▸ **Dataset rows about figures**

※ ※ ※

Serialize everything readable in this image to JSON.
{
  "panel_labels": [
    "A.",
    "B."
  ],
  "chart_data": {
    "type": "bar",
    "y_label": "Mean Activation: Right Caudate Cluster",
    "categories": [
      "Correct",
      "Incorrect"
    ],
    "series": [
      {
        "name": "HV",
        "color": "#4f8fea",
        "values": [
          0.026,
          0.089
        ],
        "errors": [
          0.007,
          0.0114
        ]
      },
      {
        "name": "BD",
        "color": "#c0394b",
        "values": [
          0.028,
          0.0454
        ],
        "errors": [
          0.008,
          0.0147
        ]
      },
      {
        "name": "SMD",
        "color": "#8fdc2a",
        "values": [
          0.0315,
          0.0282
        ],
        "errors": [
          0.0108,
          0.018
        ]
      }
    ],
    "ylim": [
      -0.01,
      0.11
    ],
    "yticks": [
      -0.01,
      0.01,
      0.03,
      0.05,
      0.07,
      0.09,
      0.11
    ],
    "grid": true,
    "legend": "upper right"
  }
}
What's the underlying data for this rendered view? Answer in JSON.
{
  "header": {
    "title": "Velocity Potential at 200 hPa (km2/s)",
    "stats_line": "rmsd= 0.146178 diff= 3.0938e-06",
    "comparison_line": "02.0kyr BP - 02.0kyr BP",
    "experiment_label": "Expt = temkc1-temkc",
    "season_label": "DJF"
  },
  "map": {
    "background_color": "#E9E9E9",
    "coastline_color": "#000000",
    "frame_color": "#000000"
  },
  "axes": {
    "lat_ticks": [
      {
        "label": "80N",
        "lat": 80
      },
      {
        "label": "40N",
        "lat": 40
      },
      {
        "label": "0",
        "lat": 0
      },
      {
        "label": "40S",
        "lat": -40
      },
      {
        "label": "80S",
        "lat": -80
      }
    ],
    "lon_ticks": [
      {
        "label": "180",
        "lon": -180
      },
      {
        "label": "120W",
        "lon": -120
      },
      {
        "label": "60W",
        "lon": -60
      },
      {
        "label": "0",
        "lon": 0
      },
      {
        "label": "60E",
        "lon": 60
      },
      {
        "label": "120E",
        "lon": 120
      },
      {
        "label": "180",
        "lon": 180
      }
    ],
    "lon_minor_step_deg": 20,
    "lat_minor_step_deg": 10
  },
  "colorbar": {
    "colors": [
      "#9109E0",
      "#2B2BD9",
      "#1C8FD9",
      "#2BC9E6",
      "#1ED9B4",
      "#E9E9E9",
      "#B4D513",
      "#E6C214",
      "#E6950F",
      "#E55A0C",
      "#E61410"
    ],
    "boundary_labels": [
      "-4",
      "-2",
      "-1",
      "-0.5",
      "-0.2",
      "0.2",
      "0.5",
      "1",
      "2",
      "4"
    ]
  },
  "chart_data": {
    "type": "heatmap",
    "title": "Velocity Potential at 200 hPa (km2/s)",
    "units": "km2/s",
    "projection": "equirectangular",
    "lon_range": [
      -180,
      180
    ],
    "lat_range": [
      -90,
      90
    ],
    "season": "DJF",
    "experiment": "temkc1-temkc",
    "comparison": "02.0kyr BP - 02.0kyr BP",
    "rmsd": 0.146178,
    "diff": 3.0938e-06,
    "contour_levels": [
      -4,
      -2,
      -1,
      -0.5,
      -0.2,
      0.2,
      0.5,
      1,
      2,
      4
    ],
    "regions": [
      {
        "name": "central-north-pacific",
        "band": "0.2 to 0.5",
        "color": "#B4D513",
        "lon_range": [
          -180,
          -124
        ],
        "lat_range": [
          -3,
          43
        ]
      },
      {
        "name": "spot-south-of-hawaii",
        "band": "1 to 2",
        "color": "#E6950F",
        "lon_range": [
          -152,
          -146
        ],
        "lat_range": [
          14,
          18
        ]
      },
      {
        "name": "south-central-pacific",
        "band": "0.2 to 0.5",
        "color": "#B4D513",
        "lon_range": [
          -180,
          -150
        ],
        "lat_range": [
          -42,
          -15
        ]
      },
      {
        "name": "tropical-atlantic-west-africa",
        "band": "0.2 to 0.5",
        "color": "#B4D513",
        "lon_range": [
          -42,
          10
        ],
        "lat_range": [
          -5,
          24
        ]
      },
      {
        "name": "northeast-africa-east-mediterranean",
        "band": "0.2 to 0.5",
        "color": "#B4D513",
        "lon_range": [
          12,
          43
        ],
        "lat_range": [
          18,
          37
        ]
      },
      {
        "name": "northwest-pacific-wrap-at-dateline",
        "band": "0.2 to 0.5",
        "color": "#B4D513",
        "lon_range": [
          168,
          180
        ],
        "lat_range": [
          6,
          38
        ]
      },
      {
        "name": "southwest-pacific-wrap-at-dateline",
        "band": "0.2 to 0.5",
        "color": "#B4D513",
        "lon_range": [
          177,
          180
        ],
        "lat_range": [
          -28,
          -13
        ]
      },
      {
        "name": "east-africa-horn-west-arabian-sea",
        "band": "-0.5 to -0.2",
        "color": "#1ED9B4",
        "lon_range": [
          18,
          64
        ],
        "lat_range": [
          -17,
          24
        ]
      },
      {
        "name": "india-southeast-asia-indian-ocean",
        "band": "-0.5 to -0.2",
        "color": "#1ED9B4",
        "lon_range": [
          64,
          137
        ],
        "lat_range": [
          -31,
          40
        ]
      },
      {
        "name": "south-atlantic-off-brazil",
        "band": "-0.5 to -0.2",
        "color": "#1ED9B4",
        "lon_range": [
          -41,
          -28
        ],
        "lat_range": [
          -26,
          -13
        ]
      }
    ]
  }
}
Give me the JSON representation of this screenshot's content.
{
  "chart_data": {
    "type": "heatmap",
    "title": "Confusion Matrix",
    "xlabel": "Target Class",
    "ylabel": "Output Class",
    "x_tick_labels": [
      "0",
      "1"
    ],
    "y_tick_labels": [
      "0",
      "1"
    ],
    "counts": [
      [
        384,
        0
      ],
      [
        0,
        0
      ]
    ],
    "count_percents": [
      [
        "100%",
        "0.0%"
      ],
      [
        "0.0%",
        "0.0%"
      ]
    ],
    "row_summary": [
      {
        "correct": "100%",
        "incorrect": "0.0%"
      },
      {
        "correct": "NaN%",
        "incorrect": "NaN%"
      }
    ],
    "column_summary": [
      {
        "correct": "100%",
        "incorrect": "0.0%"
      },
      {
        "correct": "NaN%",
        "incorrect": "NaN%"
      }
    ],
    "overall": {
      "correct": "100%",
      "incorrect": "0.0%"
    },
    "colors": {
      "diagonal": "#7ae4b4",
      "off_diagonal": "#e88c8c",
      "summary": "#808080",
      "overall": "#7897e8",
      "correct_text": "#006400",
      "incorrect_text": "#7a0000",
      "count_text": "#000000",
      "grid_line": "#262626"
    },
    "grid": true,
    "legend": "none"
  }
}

※ ※ ※

▸ **GIVEN EXERCISE**
Search the listing for the string "JSON". Copy each line where it turns up.

▸ **REPLY TO THE EXERCISE**
Serialize everything readable in this image to JSON.
What's the underlying data for this rendered view? Answer in JSON.
Give me the JSON representation of this screenshot's content.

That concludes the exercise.